THE TASK:
Quote every entry word for word.

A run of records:
start

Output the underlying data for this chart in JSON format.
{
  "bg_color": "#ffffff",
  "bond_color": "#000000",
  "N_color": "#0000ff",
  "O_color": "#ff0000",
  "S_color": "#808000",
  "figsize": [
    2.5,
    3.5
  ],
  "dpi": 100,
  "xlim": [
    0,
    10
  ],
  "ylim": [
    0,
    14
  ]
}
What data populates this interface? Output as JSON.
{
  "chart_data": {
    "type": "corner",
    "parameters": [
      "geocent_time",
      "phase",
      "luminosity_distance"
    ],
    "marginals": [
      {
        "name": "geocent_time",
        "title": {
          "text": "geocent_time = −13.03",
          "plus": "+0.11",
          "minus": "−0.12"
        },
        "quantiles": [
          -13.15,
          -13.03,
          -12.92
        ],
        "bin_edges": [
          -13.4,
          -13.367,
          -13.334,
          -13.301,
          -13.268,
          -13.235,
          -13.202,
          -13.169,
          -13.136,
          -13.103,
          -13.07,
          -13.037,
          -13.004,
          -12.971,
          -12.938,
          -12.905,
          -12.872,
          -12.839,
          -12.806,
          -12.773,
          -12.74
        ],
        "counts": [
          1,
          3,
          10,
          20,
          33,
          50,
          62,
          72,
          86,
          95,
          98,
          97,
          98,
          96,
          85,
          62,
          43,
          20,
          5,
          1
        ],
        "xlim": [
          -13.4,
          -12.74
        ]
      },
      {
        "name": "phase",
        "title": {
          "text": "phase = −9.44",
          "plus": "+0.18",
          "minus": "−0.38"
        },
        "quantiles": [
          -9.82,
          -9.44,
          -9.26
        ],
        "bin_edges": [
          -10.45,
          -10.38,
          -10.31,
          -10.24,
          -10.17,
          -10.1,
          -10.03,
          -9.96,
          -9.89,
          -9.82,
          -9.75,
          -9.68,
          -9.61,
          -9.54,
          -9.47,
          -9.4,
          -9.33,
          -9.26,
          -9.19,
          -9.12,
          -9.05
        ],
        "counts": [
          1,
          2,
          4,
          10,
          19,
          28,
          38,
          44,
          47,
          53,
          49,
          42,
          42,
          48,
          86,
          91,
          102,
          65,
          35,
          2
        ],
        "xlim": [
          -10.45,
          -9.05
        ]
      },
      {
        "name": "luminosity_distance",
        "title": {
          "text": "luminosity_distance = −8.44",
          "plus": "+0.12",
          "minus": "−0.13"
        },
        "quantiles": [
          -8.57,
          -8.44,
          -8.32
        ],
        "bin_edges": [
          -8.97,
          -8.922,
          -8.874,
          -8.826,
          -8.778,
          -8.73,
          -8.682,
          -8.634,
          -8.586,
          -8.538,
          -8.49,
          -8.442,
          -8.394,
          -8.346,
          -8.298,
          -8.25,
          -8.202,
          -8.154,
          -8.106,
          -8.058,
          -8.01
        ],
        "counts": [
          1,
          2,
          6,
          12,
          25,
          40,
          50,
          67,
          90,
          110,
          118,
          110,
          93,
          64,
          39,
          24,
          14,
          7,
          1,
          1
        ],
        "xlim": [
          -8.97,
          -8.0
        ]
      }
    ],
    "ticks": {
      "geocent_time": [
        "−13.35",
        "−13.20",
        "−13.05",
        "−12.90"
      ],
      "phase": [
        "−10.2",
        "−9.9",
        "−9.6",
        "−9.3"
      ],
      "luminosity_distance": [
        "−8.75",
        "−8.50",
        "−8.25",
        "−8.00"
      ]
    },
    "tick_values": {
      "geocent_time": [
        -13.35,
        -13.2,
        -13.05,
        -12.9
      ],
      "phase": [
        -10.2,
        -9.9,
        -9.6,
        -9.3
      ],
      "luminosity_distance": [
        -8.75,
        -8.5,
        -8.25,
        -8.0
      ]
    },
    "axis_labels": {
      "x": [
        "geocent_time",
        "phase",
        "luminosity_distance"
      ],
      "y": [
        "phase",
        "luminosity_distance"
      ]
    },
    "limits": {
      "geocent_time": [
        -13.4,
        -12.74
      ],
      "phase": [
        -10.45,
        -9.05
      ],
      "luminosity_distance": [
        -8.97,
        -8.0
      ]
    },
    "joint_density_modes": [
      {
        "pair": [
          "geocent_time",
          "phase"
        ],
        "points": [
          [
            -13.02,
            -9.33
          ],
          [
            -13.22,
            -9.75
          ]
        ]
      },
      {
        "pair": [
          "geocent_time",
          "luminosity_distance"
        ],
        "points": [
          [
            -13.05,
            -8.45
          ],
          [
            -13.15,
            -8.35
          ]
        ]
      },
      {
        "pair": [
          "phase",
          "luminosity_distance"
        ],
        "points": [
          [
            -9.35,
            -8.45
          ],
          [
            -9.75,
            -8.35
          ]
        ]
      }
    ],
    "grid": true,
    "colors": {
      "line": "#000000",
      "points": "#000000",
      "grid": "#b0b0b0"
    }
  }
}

end

RESULT OF THE EXERCISE:
Output the underlying data for this chart in JSON format.
{
  "bg_color": "#ffffff",
  "bond_color": "#000000",
  "N_color": "#0000ff",
  "O_color": "#ff0000",
  "S_color": "#808000",
  "figsize": [
    2.5,
    3.5
  ],
  "dpi": 100,
  "xlim": [
    0,
    10
  ],
  "ylim": [
    0,
    14
  ]
}
What data populates this interface? Output as JSON.
{
  "chart_data": {
    "type": "corner",
    "parameters": [
      "geocent_time",
      "phase",
      "luminosity_distance"
    ],
    "marginals": [
      {
        "name": "geocent_time",
        "title": {
          "text": "geocent_time = −13.03",
          "plus": "+0.11",
          "minus": "−0.12"
        },
        "quantiles": [
          -13.15,
          -13.03,
          -12.92
        ],
        "bin_edges": [
          -13.4,
          -13.367,
          -13.334,
          -13.301,
          -13.268,
          -13.235,
          -13.202,
          -13.169,
          -13.136,
          -13.103,
          -13.07,
          -13.037,
          -13.004,
          -12.971,
          -12.938,
          -12.905,
          -12.872,
          -12.839,
          -12.806,
          -12.773,
          -12.74
        ],
        "counts": [
          1,
          3,
          10,
          20,
          33,
          50,
          62,
          72,
          86,
          95,
          98,
          97,
          98,
          96,
          85,
          62,
          43,
          20,
          5,
          1
        ],
        "xlim": [
          -13.4,
          -12.74
        ]
      },
      {
        "name": "phase",
        "title": {
          "text": "phase = −9.44",
          "plus": "+0.18",
          "minus": "−0.38"
        },
        "quantiles": [
          -9.82,
          -9.44,
          -9.26
        ],
        "bin_edges": [
          -10.45,
          -10.38,
          -10.31,
          -10.24,
          -10.17,
          -10.1,
          -10.03,
          -9.96,
          -9.89,
          -9.82,
          -9.75,
          -9.68,
          -9.61,
          -9.54,
          -9.47,
          -9.4,
          -9.33,
          -9.26,
          -9.19,
          -9.12,
          -9.05
        ],
        "counts": [
          1,
          2,
          4,
          10,
          19,
          28,
          38,
          44,
          47,
          53,
          49,
          42,
          42,
          48,
          86,
          91,
          102,
          65,
          35,
          2
        ],
        "xlim": [
          -10.45,
          -9.05
        ]
      },
      {
        "name": "luminosity_distance",
        "title": {
          "text": "luminosity_distance = −8.44",
          "plus": "+0.12",
          "minus": "−0.13"
        },
        "quantiles": [
          -8.57,
          -8.44,
          -8.32
        ],
        "bin_edges": [
          -8.97,
          -8.922,
          -8.874,
          -8.826,
          -8.778,
          -8.73,
          -8.682,
          -8.634,
          -8.586,
          -8.538,
          -8.49,
          -8.442,
          -8.394,
          -8.346,
          -8.298,
          -8.25,
          -8.202,
          -8.154,
          -8.106,
          -8.058,
          -8.01
        ],
        "counts": [
          1,
          2,
          6,
          12,
          25,
          40,
          50,
          67,
          90,
          110,
          118,
          110,
          93,
          64,
          39,
          24,
          14,
          7,
          1,
          1
        ],
        "xlim": [
          -8.97,
          -8.0
        ]
      }
    ],
    "ticks": {
      "geocent_time": [
        "−13.35",
        "−13.20",
        "−13.05",
        "−12.90"
      ],
      "phase": [
        "−10.2",
        "−9.9",
        "−9.6",
        "−9.3"
      ],
      "luminosity_distance": [
        "−8.75",
        "−8.50",
        "−8.25",
        "−8.00"
      ]
    },
    "tick_values": {
      "geocent_time": [
        -13.35,
        -13.2,
        -13.05,
        -12.9
      ],
      "phase": [
        -10.2,
        -9.9,
        -9.6,
        -9.3
      ],
      "luminosity_distance": [
        -8.75,
        -8.5,
        -8.25,
        -8.0
      ]
    },
    "axis_labels": {
      "x": [
        "geocent_time",
        "phase",
        "luminosity_distance"
      ],
      "y": [
        "phase",
        "luminosity_distance"
      ]
    },
    "limits": {
      "geocent_time": [
        -13.4,
        -12.74
      ],
      "phase": [
        -10.45,
        -9.05
      ],
      "luminosity_distance": [
        -8.97,
        -8.0
      ]
    },
    "joint_density_modes": [
      {
        "pair": [
          "geocent_time",
          "phase"
        ],
        "points": [
          [
            -13.02,
            -9.33
          ],
          [
            -13.22,
            -9.75
          ]
        ]
      },
      {
        "pair": [
          "geocent_time",
          "luminosity_distance"
        ],
        "points": [
          [
            -13.05,
            -8.45
          ],
          [
            -13.15,
            -8.35
          ]
        ]
      },
      {
        "pair": [
          "phase",
          "luminosity_distance"
        ],
        "points": [
          [
            -9.35,
            -8.45
          ],
          [
            -9.75,
            -8.35
          ]
        ]
      }
    ],
    "grid": true,
    "colors": {
      "line": "#000000",
      "points": "#000000",
      "grid": "#b0b0b0"
    }
  }
}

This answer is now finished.